» Exercise
Without any pictures, reproduce exactly the lines running from the line containing "Read out every word on this page." through the end of the entries.

» Records shown
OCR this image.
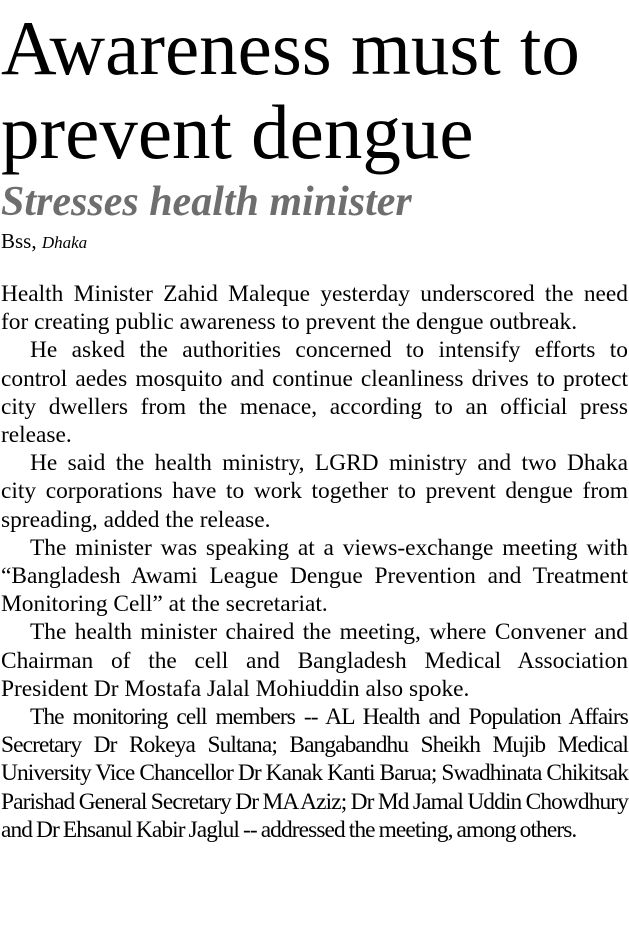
Awareness must to
prevent dengue
Stresses health minister
Bss, Dhaka

Health Minister Zahid Maleque yesterday underscored the need for creating public awareness to prevent the dengue outbreak.

He asked the authorities concerned to intensify efforts to control aedes mosquito and continue cleanliness drives to protect city dwellers from the menace, according to an official press release.

He said the health ministry, LGRD ministry and two Dhaka city corporations have to work together to prevent dengue from spreading, added the release.

The minister was speaking at a views-exchange meeting with “Bangladesh Awami League Dengue Prevention and Treatment Monitoring Cell” at the secretariat.

The health minister chaired the meeting, where Convener and Chairman of the cell and Bangladesh Medical Association President Dr Mostafa Jalal Mohiuddin also spoke.

The monitoring cell members -- AL Health and Population Affairs Secretary Dr Rokeya Sultana; Bangabandhu Sheikh Mujib Medical University Vice Chancellor Dr Kanak Kanti Barua; Swadhinata Chikitsak Parishad General Secretary Dr MA Aziz; Dr Md Jamal Uddin Chowdhury and Dr Ehsanul Kabir Jaglul -- addressed the meeting, among others.
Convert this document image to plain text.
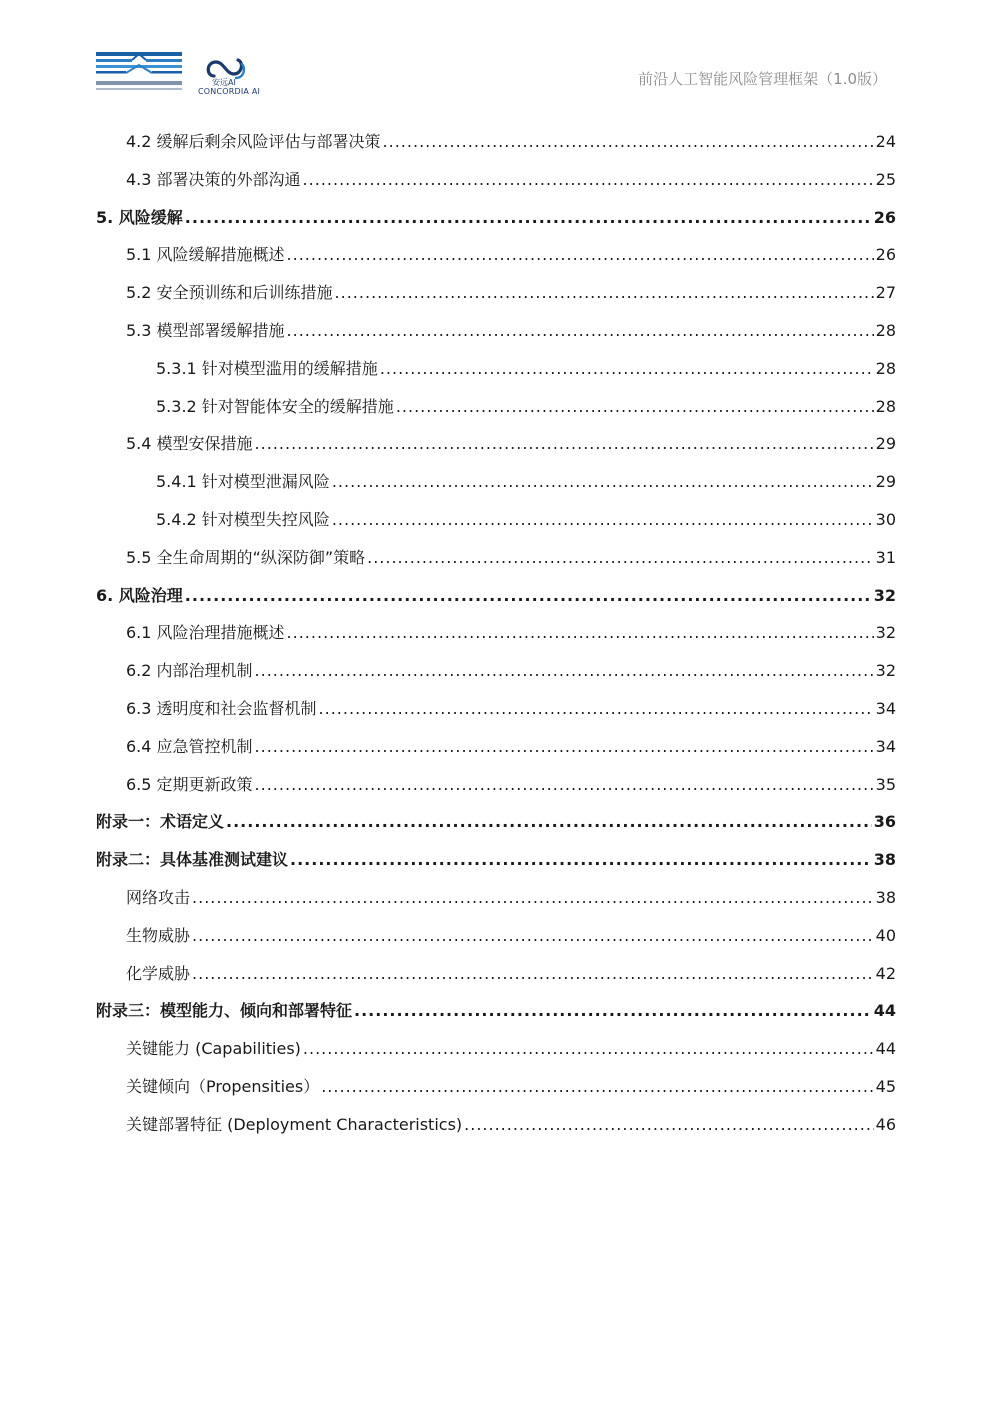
安远AI
CONCORDIA AI
前沿人工智能风险管理框架（1.0版）
4.2 缓解后剩余风险评估与部署决策 .....	24
4.3 部署决策的外部沟通 .....	25
5. 风险缓解 .....	26
5.1 风险缓解措施概述 .....	26
5.2 安全预训练和后训练措施 .....	27
5.3 模型部署缓解措施 .....	28
5.3.1 针对模型滥用的缓解措施 .....	28
5.3.2 针对智能体安全的缓解措施 .....	28
5.4 模型安保措施 .....	29
5.4.1 针对模型泄漏风险 .....	29
5.4.2 针对模型失控风险 .....	30
5.5 全生命周期的“纵深防御”策略 .....	31
6. 风险治理 .....	32
6.1 风险治理措施概述 .....	32
6.2 内部治理机制 .....	32
6.3 透明度和社会监督机制 .....	34
6.4 应急管控机制 .....	34
6.5 定期更新政策 .....	35
附录一：术语定义 .....	36
附录二：具体基准测试建议 .....	38
网络攻击 .....	38
生物威胁 .....	40
化学威胁 .....	42
附录三：模型能力、倾向和部署特征 .....	44
关键能力 (Capabilities) .....	44
关键倾向（Propensities） .....	45
关键部署特征 (Deployment Characteristics) .....	46
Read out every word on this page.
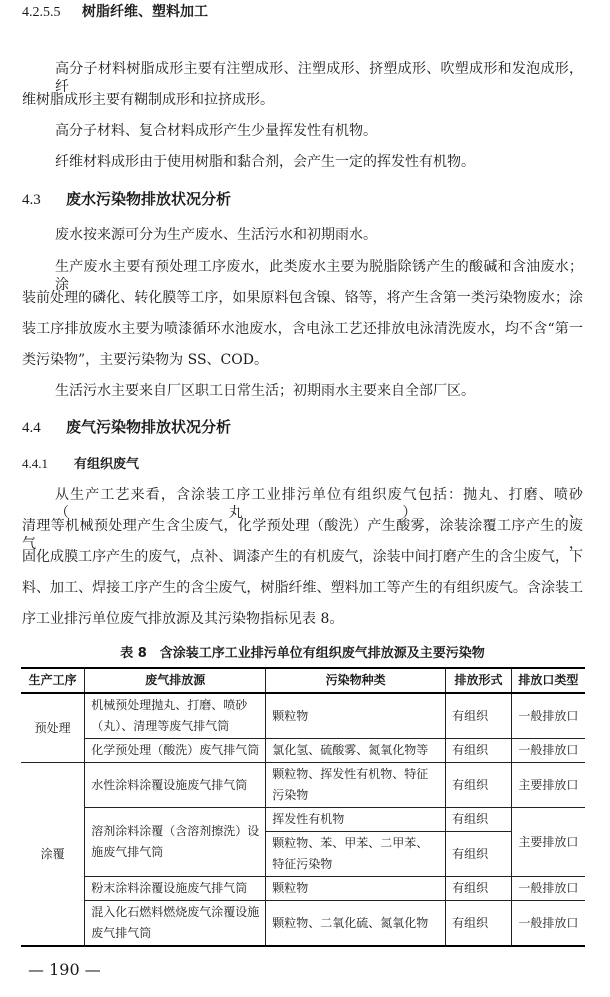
4.2.5.5 树脂纤维、塑料加工
高分子材料树脂成形主要有注塑成形、注塑成形、挤塑成形、吹塑成形和发泡成形，纤
维树脂成形主要有糊制成形和拉挤成形。
高分子材料、复合材料成形产生少量挥发性有机物。
纤维材料成形由于使用树脂和黏合剂，会产生一定的挥发性有机物。
4.3 废水污染物排放状况分析
废水按来源可分为生产废水、生活污水和初期雨水。
生产废水主要有预处理工序废水，此类废水主要为脱脂除锈产生的酸碱和含油废水；涂
装前处理的磷化、转化膜等工序，如果原料包含镍、铬等，将产生含第一类污染物废水；涂
装工序排放废水主要为喷漆循环水池废水，含电泳工艺还排放电泳清洗废水，均不含“第一
类污染物”，主要污染物为 SS、COD。
生活污水主要来自厂区职工日常生活；初期雨水主要来自全部厂区。
4.4 废气污染物排放状况分析
4.4.1 有组织废气
从生产工艺来看，含涂装工序工业排污单位有组织废气包括：抛丸、打磨、喷砂（丸）、
清理等机械预处理产生含尘废气，化学预处理（酸洗）产生酸雾，涂装涂覆工序产生的废气，
固化成膜工序产生的废气，点补、调漆产生的有机废气，涂装中间打磨产生的含尘废气，下
料、加工、焊接工序产生的含尘废气，树脂纤维、塑料加工等产生的有组织废气。含涂装工
序工业排污单位废气排放源及其污染物指标见表 8。
表 8　含涂装工序工业排污单位有组织废气排放源及主要污染物
生产工序	废气排放源	污染物种类	排放形式	排放口类型
预处理	机械预处理抛丸、打磨、喷砂（丸）、清理等废气排气筒	颗粒物	有组织	一般排放口
	化学预处理（酸洗）废气排气筒	氯化氢、硫酸雾、氮氧化物等	有组织	一般排放口
涂覆	水性涂料涂覆设施废气排气筒	颗粒物、挥发性有机物、特征污染物	有组织	主要排放口
	溶剂涂料涂覆（含溶剂擦洗）设施废气排气筒	挥发性有机物	有组织	主要排放口
		颗粒物、苯、甲苯、二甲苯、特征污染物	有组织	
	粉末涂料涂覆设施废气排气筒	颗粒物	有组织	一般排放口
	混入化石燃料燃烧废气涂覆设施废气排气筒	颗粒物、二氧化硫、氮氧化物	有组织	一般排放口
— 190 —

» Response below
Read out every word on this page.
4.2.5.5 树脂纤维、塑料加工
高分子材料树脂成形主要有注塑成形、注塑成形、挤塑成形、吹塑成形和发泡成形，纤
维树脂成形主要有糊制成形和拉挤成形。
高分子材料、复合材料成形产生少量挥发性有机物。
纤维材料成形由于使用树脂和黏合剂，会产生一定的挥发性有机物。
4.3 废水污染物排放状况分析
废水按来源可分为生产废水、生活污水和初期雨水。
生产废水主要有预处理工序废水，此类废水主要为脱脂除锈产生的酸碱和含油废水；涂
装前处理的磷化、转化膜等工序，如果原料包含镍、铬等，将产生含第一类污染物废水；涂
装工序排放废水主要为喷漆循环水池废水，含电泳工艺还排放电泳清洗废水，均不含“第一
类污染物”，主要污染物为 SS、COD。
生活污水主要来自厂区职工日常生活；初期雨水主要来自全部厂区。
4.4 废气污染物排放状况分析
4.4.1 有组织废气
从生产工艺来看，含涂装工序工业排污单位有组织废气包括：抛丸、打磨、喷砂（丸）、
清理等机械预处理产生含尘废气，化学预处理（酸洗）产生酸雾，涂装涂覆工序产生的废气，
固化成膜工序产生的废气，点补、调漆产生的有机废气，涂装中间打磨产生的含尘废气，下
料、加工、焊接工序产生的含尘废气，树脂纤维、塑料加工等产生的有组织废气。含涂装工
序工业排污单位废气排放源及其污染物指标见表 8。
表 8　含涂装工序工业排污单位有组织废气排放源及主要污染物
生产工序	废气排放源	污染物种类	排放形式	排放口类型
预处理	机械预处理抛丸、打磨、喷砂（丸）、清理等废气排气筒	颗粒物	有组织	一般排放口
	化学预处理（酸洗）废气排气筒	氯化氢、硫酸雾、氮氧化物等	有组织	一般排放口
涂覆	水性涂料涂覆设施废气排气筒	颗粒物、挥发性有机物、特征污染物	有组织	主要排放口
	溶剂涂料涂覆（含溶剂擦洗）设施废气排气筒	挥发性有机物	有组织	主要排放口
		颗粒物、苯、甲苯、二甲苯、特征污染物	有组织	
	粉末涂料涂覆设施废气排气筒	颗粒物	有组织	一般排放口
	混入化石燃料燃烧废气涂覆设施废气排气筒	颗粒物、二氧化硫、氮氧化物	有组织	一般排放口
— 190 —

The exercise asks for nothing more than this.